- [Description of the task]: In the stretch of data from its start through the line containing "data-point: [359, 225, 370, 235]", change every "y-tick-label" to "y-axis-tick" and leave all else as it is.

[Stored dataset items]
■ ■ ■

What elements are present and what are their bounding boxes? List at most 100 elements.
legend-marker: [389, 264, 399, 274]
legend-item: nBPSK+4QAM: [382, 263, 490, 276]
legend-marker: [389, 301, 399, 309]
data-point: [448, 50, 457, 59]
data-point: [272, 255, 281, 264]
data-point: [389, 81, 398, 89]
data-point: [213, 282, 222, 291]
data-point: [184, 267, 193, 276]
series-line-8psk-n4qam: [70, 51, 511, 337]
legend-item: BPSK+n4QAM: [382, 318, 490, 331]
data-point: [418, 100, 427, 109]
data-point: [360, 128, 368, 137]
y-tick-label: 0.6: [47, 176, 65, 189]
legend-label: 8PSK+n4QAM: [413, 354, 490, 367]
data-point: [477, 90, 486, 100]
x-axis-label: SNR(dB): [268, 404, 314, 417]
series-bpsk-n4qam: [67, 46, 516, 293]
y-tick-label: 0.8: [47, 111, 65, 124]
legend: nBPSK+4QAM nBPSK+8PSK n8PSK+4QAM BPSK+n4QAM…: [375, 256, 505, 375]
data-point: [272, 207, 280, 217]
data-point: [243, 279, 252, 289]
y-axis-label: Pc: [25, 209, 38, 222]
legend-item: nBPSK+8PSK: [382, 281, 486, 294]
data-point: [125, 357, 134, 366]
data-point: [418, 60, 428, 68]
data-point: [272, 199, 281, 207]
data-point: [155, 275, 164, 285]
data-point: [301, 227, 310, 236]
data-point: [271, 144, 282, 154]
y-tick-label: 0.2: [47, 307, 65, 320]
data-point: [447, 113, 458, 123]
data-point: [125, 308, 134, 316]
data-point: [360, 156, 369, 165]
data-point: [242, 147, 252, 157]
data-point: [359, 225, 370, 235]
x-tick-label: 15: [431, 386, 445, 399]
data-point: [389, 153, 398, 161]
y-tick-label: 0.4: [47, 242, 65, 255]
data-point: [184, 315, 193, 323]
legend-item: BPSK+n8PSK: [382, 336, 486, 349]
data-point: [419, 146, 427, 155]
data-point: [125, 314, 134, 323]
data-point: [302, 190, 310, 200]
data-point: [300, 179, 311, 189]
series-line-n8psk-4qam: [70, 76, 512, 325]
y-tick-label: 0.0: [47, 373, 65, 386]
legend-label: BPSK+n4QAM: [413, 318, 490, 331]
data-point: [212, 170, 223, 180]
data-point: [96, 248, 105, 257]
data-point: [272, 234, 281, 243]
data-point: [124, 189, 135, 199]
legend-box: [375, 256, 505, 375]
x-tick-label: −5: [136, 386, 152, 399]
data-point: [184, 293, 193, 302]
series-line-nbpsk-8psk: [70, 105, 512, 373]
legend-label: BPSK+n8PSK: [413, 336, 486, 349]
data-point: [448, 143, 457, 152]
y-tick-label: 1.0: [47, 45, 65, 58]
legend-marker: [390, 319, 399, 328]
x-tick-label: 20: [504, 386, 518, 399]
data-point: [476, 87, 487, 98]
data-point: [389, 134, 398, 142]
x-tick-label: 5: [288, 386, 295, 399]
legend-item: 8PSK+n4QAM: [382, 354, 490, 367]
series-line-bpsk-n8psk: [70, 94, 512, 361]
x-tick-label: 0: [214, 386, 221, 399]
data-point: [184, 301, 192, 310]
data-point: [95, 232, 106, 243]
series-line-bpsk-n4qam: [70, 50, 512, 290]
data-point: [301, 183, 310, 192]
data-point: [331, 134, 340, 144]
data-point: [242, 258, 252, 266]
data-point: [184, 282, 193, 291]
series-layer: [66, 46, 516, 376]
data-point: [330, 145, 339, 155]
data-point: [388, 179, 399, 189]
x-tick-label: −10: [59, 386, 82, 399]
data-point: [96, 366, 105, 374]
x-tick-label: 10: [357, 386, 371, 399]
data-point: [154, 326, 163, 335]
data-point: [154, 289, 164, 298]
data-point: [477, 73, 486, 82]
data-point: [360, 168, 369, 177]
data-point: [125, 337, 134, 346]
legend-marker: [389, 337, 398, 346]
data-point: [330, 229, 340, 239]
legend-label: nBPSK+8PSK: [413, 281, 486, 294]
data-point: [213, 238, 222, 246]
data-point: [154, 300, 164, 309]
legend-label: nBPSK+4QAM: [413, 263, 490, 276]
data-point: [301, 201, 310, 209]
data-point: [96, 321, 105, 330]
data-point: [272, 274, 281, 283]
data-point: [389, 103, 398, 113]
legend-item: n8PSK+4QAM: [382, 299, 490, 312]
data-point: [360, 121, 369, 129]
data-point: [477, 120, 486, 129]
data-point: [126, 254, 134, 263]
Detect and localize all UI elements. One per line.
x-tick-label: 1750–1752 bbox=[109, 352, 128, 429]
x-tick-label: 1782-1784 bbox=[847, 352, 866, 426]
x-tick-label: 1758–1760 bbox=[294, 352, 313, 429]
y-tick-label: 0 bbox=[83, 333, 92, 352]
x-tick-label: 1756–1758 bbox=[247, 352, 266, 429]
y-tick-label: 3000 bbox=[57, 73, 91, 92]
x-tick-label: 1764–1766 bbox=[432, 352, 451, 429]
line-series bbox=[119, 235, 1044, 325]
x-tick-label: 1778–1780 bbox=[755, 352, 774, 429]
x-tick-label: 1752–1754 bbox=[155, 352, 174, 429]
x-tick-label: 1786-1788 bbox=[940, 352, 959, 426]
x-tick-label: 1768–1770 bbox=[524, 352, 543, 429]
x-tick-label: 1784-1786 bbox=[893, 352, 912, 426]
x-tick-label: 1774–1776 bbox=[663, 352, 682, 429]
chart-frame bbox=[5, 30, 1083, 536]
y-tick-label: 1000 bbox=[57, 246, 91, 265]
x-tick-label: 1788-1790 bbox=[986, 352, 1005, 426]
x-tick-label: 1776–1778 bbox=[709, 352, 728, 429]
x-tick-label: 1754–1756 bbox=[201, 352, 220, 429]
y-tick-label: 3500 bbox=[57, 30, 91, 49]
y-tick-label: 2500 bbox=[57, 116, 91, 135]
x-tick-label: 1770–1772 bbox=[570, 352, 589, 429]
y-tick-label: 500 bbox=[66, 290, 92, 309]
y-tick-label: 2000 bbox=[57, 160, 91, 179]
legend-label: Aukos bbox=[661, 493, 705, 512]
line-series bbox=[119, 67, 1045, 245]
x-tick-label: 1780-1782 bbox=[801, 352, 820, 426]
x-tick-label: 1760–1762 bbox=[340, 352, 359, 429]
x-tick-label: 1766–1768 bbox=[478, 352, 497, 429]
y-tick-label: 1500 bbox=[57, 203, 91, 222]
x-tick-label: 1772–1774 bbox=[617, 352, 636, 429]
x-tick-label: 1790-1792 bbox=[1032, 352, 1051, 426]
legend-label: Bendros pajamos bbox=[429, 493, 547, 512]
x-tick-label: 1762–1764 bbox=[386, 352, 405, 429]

■ ■ ■

- [Result]:
What elements are present and what are their bounding boxes? List at most 100 elements.
legend-marker: [389, 264, 399, 274]
legend-item: nBPSK+4QAM: [382, 263, 490, 276]
legend-marker: [389, 301, 399, 309]
data-point: [448, 50, 457, 59]
data-point: [272, 255, 281, 264]
data-point: [389, 81, 398, 89]
data-point: [213, 282, 222, 291]
data-point: [184, 267, 193, 276]
series-line-8psk-n4qam: [70, 51, 511, 337]
legend-item: BPSK+n4QAM: [382, 318, 490, 331]
data-point: [418, 100, 427, 109]
data-point: [360, 128, 368, 137]
y-axis-tick: 0.6: [47, 176, 65, 189]
legend-label: 8PSK+n4QAM: [413, 354, 490, 367]
data-point: [477, 90, 486, 100]
x-axis-label: SNR(dB): [268, 404, 314, 417]
series-bpsk-n4qam: [67, 46, 516, 293]
y-axis-tick: 0.8: [47, 111, 65, 124]
legend: nBPSK+4QAM nBPSK+8PSK n8PSK+4QAM BPSK+n4QAM…: [375, 256, 505, 375]
data-point: [272, 207, 280, 217]
data-point: [243, 279, 252, 289]
y-axis-label: Pc: [25, 209, 38, 222]
legend-item: nBPSK+8PSK: [382, 281, 486, 294]
data-point: [125, 357, 134, 366]
data-point: [418, 60, 428, 68]
data-point: [272, 199, 281, 207]
data-point: [155, 275, 164, 285]
data-point: [301, 227, 310, 236]
data-point: [271, 144, 282, 154]
y-axis-tick: 0.2: [47, 307, 65, 320]
data-point: [447, 113, 458, 123]
data-point: [125, 308, 134, 316]
data-point: [360, 156, 369, 165]
data-point: [242, 147, 252, 157]
data-point: [359, 225, 370, 235]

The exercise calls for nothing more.